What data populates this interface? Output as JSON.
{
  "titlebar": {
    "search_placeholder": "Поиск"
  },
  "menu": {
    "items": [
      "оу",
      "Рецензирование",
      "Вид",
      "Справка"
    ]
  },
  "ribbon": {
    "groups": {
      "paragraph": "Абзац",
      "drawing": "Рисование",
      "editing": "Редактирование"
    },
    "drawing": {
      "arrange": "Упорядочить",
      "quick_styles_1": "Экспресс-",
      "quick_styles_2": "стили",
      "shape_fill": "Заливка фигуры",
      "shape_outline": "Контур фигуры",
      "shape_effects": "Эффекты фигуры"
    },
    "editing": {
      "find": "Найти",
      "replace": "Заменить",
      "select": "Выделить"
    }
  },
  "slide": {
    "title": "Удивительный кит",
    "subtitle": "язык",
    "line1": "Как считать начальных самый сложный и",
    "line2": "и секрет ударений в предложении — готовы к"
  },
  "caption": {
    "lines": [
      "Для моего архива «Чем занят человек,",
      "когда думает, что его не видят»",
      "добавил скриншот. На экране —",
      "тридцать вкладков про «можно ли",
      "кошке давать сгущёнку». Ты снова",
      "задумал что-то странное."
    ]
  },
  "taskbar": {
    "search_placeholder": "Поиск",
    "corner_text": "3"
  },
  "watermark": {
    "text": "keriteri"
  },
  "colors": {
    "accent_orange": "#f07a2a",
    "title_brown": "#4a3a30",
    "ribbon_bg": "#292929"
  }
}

What you should do
Which lines contain the word "Поиск"? Copy each of them.

Expected output
    "search_placeholder": "Поиск"
    "search_placeholder": "Поиск",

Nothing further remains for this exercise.